- [Task directions] Lines containing the word "zobowiązuje" are to be located and copied.

start

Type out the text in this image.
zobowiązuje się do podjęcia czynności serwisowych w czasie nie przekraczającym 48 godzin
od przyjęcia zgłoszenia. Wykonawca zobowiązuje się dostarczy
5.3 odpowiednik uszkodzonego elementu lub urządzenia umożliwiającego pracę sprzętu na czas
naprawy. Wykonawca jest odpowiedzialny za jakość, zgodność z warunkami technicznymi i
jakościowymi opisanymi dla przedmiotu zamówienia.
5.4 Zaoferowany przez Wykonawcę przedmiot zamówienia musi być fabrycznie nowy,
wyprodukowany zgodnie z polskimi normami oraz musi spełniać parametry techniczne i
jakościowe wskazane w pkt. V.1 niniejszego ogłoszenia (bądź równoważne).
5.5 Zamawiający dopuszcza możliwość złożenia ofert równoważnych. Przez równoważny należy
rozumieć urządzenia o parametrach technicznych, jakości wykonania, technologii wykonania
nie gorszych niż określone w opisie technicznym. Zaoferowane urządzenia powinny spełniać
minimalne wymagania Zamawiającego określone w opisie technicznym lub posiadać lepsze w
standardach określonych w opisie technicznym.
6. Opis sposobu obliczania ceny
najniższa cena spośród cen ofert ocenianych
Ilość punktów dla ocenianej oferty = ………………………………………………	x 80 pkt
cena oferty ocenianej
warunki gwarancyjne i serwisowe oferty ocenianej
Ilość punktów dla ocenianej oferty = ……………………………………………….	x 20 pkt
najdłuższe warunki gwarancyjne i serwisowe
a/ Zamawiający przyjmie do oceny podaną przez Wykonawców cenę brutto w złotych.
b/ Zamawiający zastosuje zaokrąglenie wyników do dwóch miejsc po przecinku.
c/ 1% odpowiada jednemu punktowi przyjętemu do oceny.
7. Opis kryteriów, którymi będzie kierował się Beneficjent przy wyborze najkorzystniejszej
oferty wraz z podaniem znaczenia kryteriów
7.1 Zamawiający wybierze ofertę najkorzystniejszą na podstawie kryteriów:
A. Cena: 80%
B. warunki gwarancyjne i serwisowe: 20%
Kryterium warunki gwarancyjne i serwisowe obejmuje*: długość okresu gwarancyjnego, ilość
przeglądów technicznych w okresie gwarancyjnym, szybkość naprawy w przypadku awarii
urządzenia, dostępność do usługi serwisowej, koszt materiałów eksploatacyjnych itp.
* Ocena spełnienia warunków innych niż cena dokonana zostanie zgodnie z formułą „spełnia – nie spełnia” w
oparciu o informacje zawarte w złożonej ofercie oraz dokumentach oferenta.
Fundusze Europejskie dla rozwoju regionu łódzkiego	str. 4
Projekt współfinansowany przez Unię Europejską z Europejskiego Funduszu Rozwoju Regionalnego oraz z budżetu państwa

end

- [Result of this task]
zobowiązuje się do podjęcia czynności serwisowych w czasie nie przekraczającym 48 godzin
od przyjęcia zgłoszenia. Wykonawca zobowiązuje się dostarczy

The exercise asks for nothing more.